> Direction:
From the listing below, extract every line containing "dbprac".
=-=-=
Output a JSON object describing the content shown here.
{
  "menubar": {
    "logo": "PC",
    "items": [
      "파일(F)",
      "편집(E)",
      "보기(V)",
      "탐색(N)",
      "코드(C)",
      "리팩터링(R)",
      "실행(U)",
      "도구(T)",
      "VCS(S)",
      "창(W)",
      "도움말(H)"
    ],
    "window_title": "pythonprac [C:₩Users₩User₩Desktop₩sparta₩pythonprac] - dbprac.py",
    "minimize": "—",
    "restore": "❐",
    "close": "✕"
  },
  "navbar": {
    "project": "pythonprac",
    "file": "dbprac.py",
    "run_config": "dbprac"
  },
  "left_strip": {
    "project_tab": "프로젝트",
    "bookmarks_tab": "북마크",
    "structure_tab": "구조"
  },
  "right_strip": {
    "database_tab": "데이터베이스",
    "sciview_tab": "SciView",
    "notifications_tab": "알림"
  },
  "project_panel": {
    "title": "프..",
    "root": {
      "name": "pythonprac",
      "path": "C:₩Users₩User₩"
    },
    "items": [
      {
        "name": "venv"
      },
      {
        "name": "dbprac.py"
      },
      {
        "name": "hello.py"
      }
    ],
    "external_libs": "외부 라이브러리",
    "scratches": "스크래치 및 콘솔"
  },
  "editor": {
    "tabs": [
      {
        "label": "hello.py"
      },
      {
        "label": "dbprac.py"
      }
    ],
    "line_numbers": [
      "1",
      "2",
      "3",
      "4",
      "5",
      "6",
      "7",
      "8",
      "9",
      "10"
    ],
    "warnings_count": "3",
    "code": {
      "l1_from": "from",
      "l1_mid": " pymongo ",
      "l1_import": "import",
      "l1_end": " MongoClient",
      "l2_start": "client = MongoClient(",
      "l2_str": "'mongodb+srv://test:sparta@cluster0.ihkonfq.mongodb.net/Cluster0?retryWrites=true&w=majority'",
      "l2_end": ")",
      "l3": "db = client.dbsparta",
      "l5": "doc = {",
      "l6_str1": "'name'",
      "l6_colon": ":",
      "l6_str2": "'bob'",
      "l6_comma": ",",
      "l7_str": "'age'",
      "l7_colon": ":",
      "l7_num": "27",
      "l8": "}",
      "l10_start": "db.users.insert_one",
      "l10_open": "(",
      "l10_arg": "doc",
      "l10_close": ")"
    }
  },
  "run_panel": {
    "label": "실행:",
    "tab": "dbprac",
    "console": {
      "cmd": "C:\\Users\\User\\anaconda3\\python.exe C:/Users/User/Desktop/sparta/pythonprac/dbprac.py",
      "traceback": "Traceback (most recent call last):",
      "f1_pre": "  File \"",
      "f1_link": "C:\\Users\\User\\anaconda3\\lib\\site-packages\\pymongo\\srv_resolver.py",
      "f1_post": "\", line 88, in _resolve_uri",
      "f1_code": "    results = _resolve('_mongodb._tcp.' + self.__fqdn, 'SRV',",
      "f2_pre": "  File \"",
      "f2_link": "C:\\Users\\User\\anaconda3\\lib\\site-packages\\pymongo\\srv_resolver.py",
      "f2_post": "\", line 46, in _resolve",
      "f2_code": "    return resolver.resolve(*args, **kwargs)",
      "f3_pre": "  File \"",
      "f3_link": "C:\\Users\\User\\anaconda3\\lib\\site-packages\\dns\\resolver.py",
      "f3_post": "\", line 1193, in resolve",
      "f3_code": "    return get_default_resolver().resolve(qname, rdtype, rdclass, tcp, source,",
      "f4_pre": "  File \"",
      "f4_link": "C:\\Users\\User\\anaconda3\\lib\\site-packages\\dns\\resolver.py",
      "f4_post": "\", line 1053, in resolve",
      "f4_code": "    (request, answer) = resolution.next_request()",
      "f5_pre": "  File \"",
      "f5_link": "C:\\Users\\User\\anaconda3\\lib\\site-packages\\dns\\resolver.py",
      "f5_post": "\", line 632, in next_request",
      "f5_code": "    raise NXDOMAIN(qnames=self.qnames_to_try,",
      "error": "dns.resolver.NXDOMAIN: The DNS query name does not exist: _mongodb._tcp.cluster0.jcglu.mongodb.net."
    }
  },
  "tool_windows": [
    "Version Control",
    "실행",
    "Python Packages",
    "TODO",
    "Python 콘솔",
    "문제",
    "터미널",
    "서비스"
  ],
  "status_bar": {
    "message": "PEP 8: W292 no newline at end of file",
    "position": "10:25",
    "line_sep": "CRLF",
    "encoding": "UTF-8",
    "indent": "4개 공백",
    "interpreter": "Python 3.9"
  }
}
=-=-=
> Output for this task:
    "window_title": "pythonprac [C:₩Users₩User₩Desktop₩sparta₩pythonprac] - dbprac.py",
    "file": "dbprac.py",
    "run_config": "dbprac"
        "name": "dbprac.py"
        "label": "dbprac.py"
    "tab": "dbprac",
      "cmd": "C:\\Users\\User\\anaconda3\\python.exe C:/Users/User/Desktop/sparta/pythonprac/dbprac.py",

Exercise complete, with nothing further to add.